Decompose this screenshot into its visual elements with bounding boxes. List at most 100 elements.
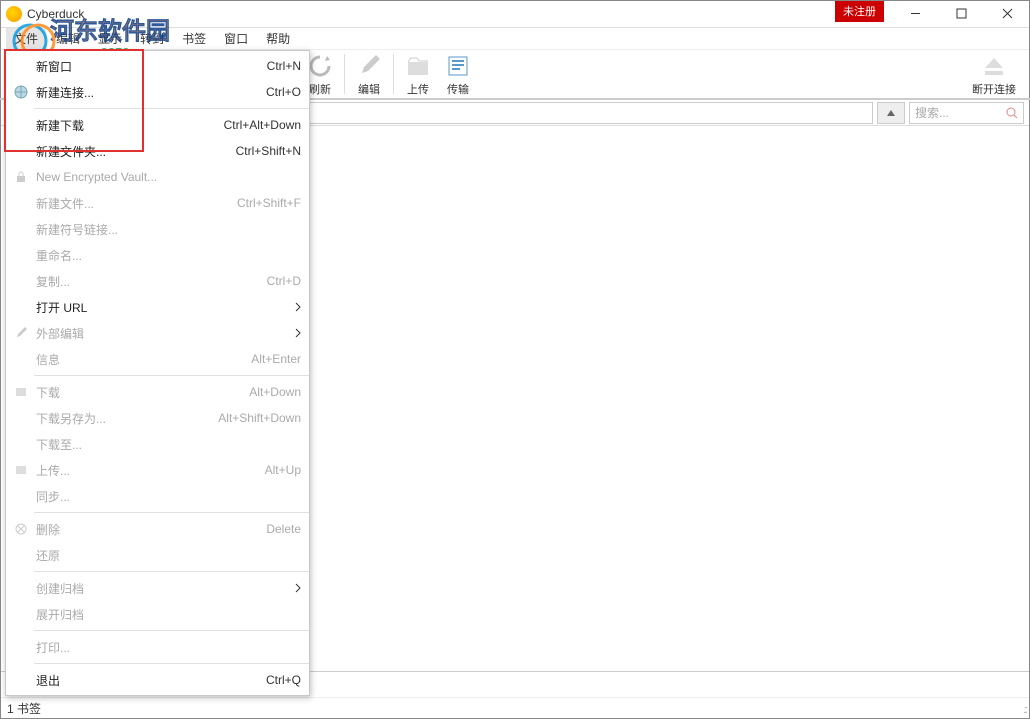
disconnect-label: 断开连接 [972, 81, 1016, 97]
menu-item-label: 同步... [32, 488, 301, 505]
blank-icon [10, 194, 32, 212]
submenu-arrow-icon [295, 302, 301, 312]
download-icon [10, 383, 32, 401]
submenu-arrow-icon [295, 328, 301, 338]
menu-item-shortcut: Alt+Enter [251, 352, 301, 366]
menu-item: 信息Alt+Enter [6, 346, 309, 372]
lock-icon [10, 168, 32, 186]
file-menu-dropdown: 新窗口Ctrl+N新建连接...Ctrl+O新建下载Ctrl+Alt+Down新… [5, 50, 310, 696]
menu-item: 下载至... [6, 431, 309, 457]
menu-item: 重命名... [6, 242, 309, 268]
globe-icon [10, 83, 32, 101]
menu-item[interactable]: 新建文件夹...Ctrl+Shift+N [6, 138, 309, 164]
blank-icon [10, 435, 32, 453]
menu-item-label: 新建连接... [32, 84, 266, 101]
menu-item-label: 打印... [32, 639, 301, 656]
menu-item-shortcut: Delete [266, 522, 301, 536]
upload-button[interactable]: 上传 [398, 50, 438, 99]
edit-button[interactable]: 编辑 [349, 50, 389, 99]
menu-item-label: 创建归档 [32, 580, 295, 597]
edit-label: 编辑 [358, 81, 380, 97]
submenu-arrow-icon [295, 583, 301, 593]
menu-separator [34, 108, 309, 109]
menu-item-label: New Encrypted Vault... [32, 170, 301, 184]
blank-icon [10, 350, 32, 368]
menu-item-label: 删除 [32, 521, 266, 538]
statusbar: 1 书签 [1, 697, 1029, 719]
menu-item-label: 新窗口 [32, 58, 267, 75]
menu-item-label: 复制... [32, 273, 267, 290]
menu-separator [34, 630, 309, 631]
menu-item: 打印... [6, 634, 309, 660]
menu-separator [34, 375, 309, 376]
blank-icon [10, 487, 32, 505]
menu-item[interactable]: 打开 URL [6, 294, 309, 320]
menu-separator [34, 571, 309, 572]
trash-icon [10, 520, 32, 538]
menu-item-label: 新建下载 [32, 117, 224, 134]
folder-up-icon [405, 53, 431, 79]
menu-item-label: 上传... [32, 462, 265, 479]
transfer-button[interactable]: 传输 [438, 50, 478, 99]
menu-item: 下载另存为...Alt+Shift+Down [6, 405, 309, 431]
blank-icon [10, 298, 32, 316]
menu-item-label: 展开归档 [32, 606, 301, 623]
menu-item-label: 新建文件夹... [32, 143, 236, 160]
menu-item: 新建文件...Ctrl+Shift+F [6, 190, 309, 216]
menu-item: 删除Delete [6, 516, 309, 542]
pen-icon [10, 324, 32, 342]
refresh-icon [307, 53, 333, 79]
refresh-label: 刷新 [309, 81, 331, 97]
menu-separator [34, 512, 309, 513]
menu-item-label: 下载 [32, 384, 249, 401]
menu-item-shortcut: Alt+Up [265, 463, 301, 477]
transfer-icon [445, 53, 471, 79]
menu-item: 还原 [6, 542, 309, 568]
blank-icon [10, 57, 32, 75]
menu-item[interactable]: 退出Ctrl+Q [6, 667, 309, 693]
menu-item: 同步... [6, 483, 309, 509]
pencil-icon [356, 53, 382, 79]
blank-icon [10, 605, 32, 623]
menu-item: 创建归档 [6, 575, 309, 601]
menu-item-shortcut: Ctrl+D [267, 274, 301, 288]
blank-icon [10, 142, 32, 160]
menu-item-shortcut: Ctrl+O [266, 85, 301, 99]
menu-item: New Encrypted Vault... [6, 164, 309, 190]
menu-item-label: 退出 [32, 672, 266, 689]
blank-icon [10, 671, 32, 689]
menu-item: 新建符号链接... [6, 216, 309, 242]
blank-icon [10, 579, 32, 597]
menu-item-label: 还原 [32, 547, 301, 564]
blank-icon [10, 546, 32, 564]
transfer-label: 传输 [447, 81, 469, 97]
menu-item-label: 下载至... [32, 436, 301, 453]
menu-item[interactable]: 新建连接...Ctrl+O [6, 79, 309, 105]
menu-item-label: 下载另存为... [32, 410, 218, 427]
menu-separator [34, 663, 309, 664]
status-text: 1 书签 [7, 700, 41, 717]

→ **Aim of the task**
Turn the part of the listing above that begins at the line containing "disconnect-label: 断开连接 [972, 81, 1016, 97]" and stops after the line containing "edit-button[interactable]: 编辑 [349, 50, 389, 99]" into a numbered list, with any blank lines left out.

→ **Solution for this problem**
1. disconnect-label: 断开连接 [972, 81, 1016, 97]
2. menu-item-label: 同步... [32, 488, 301, 505]
3. blank-icon [10, 194, 32, 212]
4. submenu-arrow-icon [295, 302, 301, 312]
5. download-icon [10, 383, 32, 401]
6. submenu-arrow-icon [295, 328, 301, 338]
7. menu-item-shortcut: Alt+Enter [251, 352, 301, 366]
8. menu-item: 信息Alt+Enter [6, 346, 309, 372]
9. lock-icon [10, 168, 32, 186]
10. file-menu-dropdown: 新窗口Ctrl+N新建连接...Ctrl+O新建下载Ctrl+Alt+Down新… [5, 50, 310, 696]
11. menu-item: 下载至... [6, 431, 309, 457]
12. menu-item: 重命名... [6, 242, 309, 268]
13. globe-icon [10, 83, 32, 101]
14. menu-item[interactable]: 新建文件夹...Ctrl+Shift+N [6, 138, 309, 164]
15. blank-icon [10, 435, 32, 453]
16. menu-item-label: 新建连接... [32, 84, 266, 101]
17. menu-item-label: 打印... [32, 639, 301, 656]
18. menu-item-shortcut: Delete [266, 522, 301, 536]
19. upload-button[interactable]: 上传 [398, 50, 438, 99]
20. edit-button[interactable]: 编辑 [349, 50, 389, 99]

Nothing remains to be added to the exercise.